**Exercise aim**
Report the count of lines containing the word "type" in the entries below, and nothing more.

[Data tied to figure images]
··········

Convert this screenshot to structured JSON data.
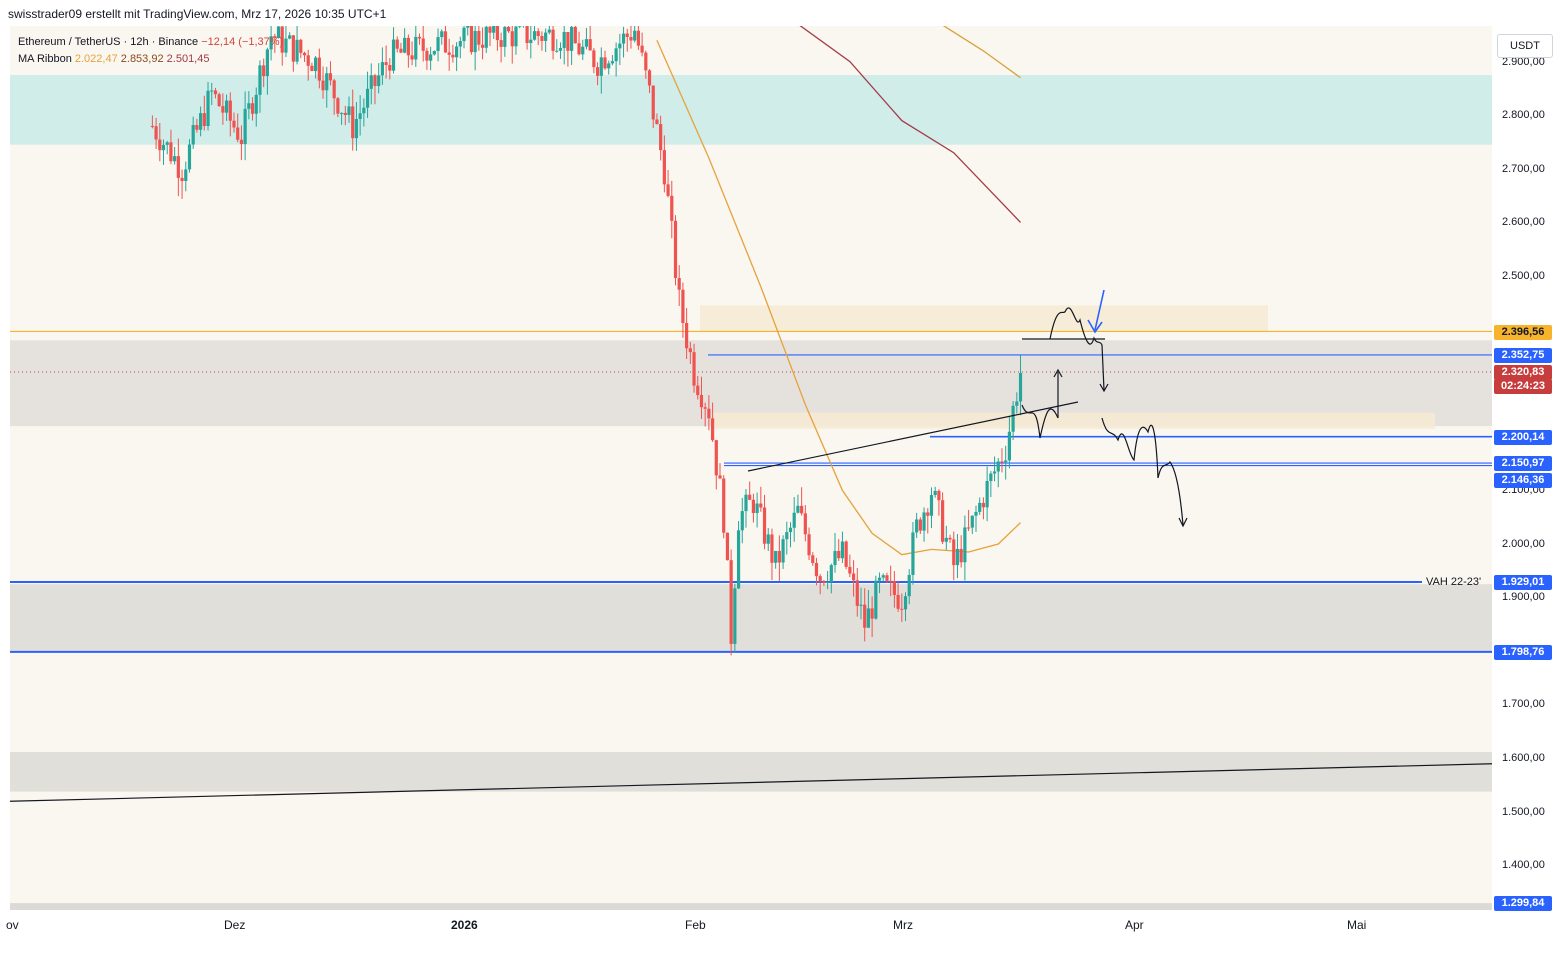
{
  "header": {
    "credit": "swisstrader09 erstellt mit TradingView.com, Mrz 17, 2026 10:35 UTC+1"
  },
  "legend": {
    "symbol": "Ethereum / TetherUS · 12h · Binance",
    "change": "−12,14 (−1,37%)",
    "ma_label": "MA Ribbon",
    "ma_values": [
      "2.022,47",
      "2.853,92",
      "2.501,45"
    ]
  },
  "price_axis": {
    "unit": "USDT",
    "ticks": [
      "2.900,00",
      "2.800,00",
      "2.700,00",
      "2.600,00",
      "2.500,00",
      "2.100,00",
      "2.000,00",
      "1.900,00",
      "1.700,00",
      "1.600,00",
      "1.500,00",
      "1.400,00"
    ],
    "tags": [
      {
        "label": "2.396,56",
        "style": "orange"
      },
      {
        "label": "2.352,75",
        "style": "blue"
      },
      {
        "label": "2.320,83",
        "style": "red"
      },
      {
        "label": "02:24:23",
        "style": "red"
      },
      {
        "label": "2.200,14",
        "style": "blue"
      },
      {
        "label": "2.150,97",
        "style": "blue"
      },
      {
        "label": "2.146,36",
        "style": "blue"
      },
      {
        "label": "1.929,01",
        "style": "blue"
      },
      {
        "label": "1.798,76",
        "style": "blue"
      },
      {
        "label": "1.299,84",
        "style": "blue"
      }
    ]
  },
  "time_axis": {
    "ticks": [
      "ov",
      "Dez",
      "2026",
      "Feb",
      "Mrz",
      "Apr",
      "Mai"
    ]
  },
  "annotations": {
    "vah_label": "VAH 22-23'"
  },
  "colors": {
    "up": "#26a69a",
    "down": "#ef5350",
    "level_line": "#2962ff",
    "resistance_orange": "#f7b32b",
    "ma_fast": "#e6a23c",
    "ma_slow": "#a23b45",
    "supply_zone": "#c8ebe9",
    "gray_zone": "#dcdad6",
    "beige_zone": "#f6ead2"
  },
  "chart_data": {
    "type": "candlestick",
    "symbol": "Ethereum / TetherUS",
    "timeframe": "12h",
    "exchange": "Binance",
    "ylim": [
      1280,
      2980
    ],
    "y_unit": "USDT",
    "x_range": [
      "2025-11-01",
      "2026-05-15"
    ],
    "price_levels": [
      2396.56,
      2352.75,
      2200.14,
      2150.97,
      2146.36,
      1929.01,
      1798.76,
      1299.84
    ],
    "last_price": 2320.83,
    "countdown": "02:24:23",
    "zones": [
      {
        "type": "supply",
        "from": 2745,
        "to": 2875
      },
      {
        "type": "resistance",
        "from": 2220,
        "to": 2380
      },
      {
        "type": "support",
        "from": 1800,
        "to": 1925
      },
      {
        "type": "support",
        "from": 1538,
        "to": 1612
      },
      {
        "type": "imbalance",
        "from": 2396,
        "to": 2445
      },
      {
        "type": "imbalance",
        "from": 2215,
        "to": 2245
      }
    ],
    "ma_ribbon": [
      2022.47,
      2853.92,
      2501.45
    ],
    "series_close": [
      {
        "date": "2025-11-20",
        "close": 2780
      },
      {
        "date": "2025-11-24",
        "close": 2700
      },
      {
        "date": "2025-11-28",
        "close": 2840
      },
      {
        "date": "2025-12-02",
        "close": 2760
      },
      {
        "date": "2025-12-06",
        "close": 2950
      },
      {
        "date": "2025-12-12",
        "close": 2900
      },
      {
        "date": "2025-12-17",
        "close": 2780
      },
      {
        "date": "2025-12-22",
        "close": 2910
      },
      {
        "date": "2025-12-28",
        "close": 2930
      },
      {
        "date": "2026-01-05",
        "close": 2950
      },
      {
        "date": "2026-01-14",
        "close": 2950
      },
      {
        "date": "2026-01-19",
        "close": 2900
      },
      {
        "date": "2026-01-24",
        "close": 2960
      },
      {
        "date": "2026-01-26",
        "close": 2840
      },
      {
        "date": "2026-01-28",
        "close": 2700
      },
      {
        "date": "2026-01-30",
        "close": 2450
      },
      {
        "date": "2026-02-01",
        "close": 2320
      },
      {
        "date": "2026-02-03",
        "close": 2250
      },
      {
        "date": "2026-02-05",
        "close": 2050
      },
      {
        "date": "2026-02-06",
        "close": 1830
      },
      {
        "date": "2026-02-07",
        "close": 2050
      },
      {
        "date": "2026-02-09",
        "close": 2080
      },
      {
        "date": "2026-02-12",
        "close": 1960
      },
      {
        "date": "2026-02-15",
        "close": 2060
      },
      {
        "date": "2026-02-18",
        "close": 1940
      },
      {
        "date": "2026-02-21",
        "close": 1980
      },
      {
        "date": "2026-02-24",
        "close": 1850
      },
      {
        "date": "2026-02-26",
        "close": 1920
      },
      {
        "date": "2026-03-01",
        "close": 1900
      },
      {
        "date": "2026-03-03",
        "close": 2030
      },
      {
        "date": "2026-03-05",
        "close": 2100
      },
      {
        "date": "2026-03-08",
        "close": 1960
      },
      {
        "date": "2026-03-10",
        "close": 2020
      },
      {
        "date": "2026-03-12",
        "close": 2090
      },
      {
        "date": "2026-03-15",
        "close": 2180
      },
      {
        "date": "2026-03-17",
        "close": 2320.83
      }
    ]
  }
}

··········

**Exercise result**
7